[Directive] Give the listing below again in full, exactly as written.

--- start Given records ---

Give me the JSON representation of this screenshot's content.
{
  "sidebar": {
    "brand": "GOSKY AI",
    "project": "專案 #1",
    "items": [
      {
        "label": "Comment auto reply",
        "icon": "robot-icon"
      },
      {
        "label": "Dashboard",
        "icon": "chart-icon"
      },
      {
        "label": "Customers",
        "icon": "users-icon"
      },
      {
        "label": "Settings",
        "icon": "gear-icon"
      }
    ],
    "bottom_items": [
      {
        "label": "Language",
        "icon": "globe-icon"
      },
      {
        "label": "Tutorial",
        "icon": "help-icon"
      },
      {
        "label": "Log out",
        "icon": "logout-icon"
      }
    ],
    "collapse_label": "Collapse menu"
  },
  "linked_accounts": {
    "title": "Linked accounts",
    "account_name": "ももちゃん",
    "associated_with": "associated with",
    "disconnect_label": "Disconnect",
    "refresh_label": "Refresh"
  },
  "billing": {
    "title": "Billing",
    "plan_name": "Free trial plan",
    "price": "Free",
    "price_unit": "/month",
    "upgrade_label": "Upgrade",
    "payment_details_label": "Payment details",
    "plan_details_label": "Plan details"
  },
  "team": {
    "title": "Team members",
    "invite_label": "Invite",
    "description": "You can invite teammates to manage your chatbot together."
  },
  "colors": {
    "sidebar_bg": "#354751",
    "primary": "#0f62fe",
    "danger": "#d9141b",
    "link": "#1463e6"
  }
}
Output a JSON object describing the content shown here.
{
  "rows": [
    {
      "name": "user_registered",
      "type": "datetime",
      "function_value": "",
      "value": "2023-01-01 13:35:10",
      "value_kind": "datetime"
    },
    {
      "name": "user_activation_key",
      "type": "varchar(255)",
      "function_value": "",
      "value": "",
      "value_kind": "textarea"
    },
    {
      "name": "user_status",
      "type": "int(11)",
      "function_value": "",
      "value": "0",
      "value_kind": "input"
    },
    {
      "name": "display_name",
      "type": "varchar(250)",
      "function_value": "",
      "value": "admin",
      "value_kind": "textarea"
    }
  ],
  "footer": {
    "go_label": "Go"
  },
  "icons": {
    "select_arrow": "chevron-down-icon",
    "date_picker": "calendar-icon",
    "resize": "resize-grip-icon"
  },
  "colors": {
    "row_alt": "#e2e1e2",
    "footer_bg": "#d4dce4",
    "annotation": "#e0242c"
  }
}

--- end Given records ---

[Full response]
Give me the JSON representation of this screenshot's content.
{
  "sidebar": {
    "brand": "GOSKY AI",
    "project": "專案 #1",
    "items": [
      {
        "label": "Comment auto reply",
        "icon": "robot-icon"
      },
      {
        "label": "Dashboard",
        "icon": "chart-icon"
      },
      {
        "label": "Customers",
        "icon": "users-icon"
      },
      {
        "label": "Settings",
        "icon": "gear-icon"
      }
    ],
    "bottom_items": [
      {
        "label": "Language",
        "icon": "globe-icon"
      },
      {
        "label": "Tutorial",
        "icon": "help-icon"
      },
      {
        "label": "Log out",
        "icon": "logout-icon"
      }
    ],
    "collapse_label": "Collapse menu"
  },
  "linked_accounts": {
    "title": "Linked accounts",
    "account_name": "ももちゃん",
    "associated_with": "associated with",
    "disconnect_label": "Disconnect",
    "refresh_label": "Refresh"
  },
  "billing": {
    "title": "Billing",
    "plan_name": "Free trial plan",
    "price": "Free",
    "price_unit": "/month",
    "upgrade_label": "Upgrade",
    "payment_details_label": "Payment details",
    "plan_details_label": "Plan details"
  },
  "team": {
    "title": "Team members",
    "invite_label": "Invite",
    "description": "You can invite teammates to manage your chatbot together."
  },
  "colors": {
    "sidebar_bg": "#354751",
    "primary": "#0f62fe",
    "danger": "#d9141b",
    "link": "#1463e6"
  }
}
Output a JSON object describing the content shown here.
{
  "rows": [
    {
      "name": "user_registered",
      "type": "datetime",
      "function_value": "",
      "value": "2023-01-01 13:35:10",
      "value_kind": "datetime"
    },
    {
      "name": "user_activation_key",
      "type": "varchar(255)",
      "function_value": "",
      "value": "",
      "value_kind": "textarea"
    },
    {
      "name": "user_status",
      "type": "int(11)",
      "function_value": "",
      "value": "0",
      "value_kind": "input"
    },
    {
      "name": "display_name",
      "type": "varchar(250)",
      "function_value": "",
      "value": "admin",
      "value_kind": "textarea"
    }
  ],
  "footer": {
    "go_label": "Go"
  },
  "icons": {
    "select_arrow": "chevron-down-icon",
    "date_picker": "calendar-icon",
    "resize": "resize-grip-icon"
  },
  "colors": {
    "row_alt": "#e2e1e2",
    "footer_bg": "#d4dce4",
    "annotation": "#e0242c"
  }
}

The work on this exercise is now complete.